[Dataset listings of figures]

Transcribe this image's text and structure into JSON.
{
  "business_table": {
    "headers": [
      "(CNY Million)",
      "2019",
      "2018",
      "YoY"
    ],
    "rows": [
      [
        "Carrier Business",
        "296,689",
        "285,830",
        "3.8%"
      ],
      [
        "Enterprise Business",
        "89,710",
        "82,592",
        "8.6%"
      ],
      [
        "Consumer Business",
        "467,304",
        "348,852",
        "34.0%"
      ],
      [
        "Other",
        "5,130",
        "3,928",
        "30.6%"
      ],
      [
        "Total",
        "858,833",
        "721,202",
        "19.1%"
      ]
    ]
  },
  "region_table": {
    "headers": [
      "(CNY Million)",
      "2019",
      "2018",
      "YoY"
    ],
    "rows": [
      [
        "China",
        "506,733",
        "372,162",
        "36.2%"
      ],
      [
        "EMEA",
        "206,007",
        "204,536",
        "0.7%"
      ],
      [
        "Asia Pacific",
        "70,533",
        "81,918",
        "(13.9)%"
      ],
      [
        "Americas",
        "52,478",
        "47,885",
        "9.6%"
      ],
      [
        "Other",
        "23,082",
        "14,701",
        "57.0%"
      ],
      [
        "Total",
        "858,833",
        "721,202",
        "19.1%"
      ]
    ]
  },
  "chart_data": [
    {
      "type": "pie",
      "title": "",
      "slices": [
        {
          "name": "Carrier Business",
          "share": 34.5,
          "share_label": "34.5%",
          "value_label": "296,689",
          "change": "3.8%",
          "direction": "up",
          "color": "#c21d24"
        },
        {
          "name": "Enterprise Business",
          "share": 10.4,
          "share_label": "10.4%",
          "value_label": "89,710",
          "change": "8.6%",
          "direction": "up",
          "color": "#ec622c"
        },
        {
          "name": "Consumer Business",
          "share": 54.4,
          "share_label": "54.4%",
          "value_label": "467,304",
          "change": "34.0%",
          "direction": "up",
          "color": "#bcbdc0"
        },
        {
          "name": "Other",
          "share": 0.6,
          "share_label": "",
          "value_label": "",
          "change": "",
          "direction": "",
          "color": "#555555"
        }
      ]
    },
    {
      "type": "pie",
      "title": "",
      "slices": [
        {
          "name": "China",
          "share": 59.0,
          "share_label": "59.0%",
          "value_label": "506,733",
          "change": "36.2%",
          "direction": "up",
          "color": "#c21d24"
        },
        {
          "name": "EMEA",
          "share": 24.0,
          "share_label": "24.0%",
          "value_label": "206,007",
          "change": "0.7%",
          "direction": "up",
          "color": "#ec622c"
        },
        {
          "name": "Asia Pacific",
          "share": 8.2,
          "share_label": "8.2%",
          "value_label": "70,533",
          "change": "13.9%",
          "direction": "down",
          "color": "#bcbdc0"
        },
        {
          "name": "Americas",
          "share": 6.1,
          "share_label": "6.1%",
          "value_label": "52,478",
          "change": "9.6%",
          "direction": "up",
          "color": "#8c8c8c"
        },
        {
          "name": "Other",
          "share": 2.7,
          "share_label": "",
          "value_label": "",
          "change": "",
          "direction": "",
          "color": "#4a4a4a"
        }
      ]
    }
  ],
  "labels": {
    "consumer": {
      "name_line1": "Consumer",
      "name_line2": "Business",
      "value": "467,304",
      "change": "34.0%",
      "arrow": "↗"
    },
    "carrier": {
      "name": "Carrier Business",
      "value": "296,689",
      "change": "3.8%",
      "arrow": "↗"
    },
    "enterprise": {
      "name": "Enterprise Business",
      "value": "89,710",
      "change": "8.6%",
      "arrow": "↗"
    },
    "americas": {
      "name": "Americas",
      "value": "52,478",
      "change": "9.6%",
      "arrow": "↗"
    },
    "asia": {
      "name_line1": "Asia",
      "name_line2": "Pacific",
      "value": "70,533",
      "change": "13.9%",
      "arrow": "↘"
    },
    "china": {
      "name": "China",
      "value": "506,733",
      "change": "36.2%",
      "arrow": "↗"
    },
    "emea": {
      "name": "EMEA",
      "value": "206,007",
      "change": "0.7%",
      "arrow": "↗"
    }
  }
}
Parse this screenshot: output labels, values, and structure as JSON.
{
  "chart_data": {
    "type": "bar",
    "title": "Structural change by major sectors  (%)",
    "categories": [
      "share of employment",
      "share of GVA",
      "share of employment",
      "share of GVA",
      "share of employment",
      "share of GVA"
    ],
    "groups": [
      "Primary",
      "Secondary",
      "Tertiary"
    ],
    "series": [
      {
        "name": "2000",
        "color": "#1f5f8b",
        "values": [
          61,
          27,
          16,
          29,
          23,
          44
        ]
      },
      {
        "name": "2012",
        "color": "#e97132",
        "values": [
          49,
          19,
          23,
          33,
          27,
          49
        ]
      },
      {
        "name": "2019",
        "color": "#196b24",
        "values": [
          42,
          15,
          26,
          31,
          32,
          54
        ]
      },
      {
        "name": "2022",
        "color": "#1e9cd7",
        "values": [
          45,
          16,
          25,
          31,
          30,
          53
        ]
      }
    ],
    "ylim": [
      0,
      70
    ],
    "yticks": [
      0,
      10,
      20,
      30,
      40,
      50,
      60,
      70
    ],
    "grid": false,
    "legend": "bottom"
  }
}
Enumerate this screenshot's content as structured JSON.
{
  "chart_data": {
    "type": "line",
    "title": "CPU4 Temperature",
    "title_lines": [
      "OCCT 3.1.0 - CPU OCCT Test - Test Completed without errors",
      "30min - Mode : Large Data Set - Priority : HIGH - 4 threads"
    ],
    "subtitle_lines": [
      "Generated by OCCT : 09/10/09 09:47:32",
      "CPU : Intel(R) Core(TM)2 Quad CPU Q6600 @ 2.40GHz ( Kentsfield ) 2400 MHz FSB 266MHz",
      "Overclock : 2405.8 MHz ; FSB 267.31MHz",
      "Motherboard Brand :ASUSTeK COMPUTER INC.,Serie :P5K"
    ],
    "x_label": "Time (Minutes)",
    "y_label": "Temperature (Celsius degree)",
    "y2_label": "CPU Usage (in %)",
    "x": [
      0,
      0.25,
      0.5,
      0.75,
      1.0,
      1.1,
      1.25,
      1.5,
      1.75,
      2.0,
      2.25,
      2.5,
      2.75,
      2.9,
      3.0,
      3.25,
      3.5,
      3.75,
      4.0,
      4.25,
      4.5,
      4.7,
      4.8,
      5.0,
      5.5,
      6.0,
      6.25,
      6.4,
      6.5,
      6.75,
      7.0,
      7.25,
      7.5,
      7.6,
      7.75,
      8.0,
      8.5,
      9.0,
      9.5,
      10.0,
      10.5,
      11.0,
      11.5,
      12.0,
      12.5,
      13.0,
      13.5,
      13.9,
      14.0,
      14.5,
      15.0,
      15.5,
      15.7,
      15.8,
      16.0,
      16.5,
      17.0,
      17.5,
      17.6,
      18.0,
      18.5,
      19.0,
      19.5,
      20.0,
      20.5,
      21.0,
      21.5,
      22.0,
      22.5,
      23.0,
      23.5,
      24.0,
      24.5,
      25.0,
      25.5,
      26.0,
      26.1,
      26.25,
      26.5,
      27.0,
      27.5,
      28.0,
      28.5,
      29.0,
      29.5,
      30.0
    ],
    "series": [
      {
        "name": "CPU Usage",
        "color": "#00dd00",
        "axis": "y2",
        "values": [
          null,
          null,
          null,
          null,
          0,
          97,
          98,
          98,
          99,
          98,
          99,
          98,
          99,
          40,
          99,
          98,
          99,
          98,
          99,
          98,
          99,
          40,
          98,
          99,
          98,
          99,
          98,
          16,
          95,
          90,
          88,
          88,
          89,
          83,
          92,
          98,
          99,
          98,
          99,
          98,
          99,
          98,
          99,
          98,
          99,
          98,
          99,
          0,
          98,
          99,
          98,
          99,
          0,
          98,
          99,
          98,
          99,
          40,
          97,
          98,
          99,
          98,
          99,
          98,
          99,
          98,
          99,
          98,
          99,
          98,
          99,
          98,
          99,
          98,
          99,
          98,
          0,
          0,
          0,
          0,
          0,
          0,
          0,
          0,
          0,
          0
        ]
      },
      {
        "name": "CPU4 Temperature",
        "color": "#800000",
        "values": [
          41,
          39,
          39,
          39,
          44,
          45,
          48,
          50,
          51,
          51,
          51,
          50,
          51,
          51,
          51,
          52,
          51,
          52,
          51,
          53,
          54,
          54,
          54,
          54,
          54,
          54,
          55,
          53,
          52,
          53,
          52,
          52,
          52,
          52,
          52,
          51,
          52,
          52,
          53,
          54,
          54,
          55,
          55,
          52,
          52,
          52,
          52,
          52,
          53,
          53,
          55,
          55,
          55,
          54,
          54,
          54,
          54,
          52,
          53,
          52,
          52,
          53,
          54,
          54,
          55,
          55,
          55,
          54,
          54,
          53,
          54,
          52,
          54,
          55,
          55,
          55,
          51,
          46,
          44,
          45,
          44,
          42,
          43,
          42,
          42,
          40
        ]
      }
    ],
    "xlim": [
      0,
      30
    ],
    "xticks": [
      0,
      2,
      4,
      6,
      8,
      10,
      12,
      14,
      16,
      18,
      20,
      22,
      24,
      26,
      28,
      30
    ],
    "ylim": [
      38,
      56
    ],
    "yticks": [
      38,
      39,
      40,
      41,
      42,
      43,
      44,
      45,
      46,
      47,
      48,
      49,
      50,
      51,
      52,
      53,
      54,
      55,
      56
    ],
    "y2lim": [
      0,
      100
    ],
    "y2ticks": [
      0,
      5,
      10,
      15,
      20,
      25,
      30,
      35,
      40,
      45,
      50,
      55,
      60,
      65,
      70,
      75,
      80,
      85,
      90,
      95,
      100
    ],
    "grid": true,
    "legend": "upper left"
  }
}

▶ WHAT TO WORK ON
Looking at the entries above, state how many lines contain "labels"; give the number alone.

▶ FINISHED TASK
2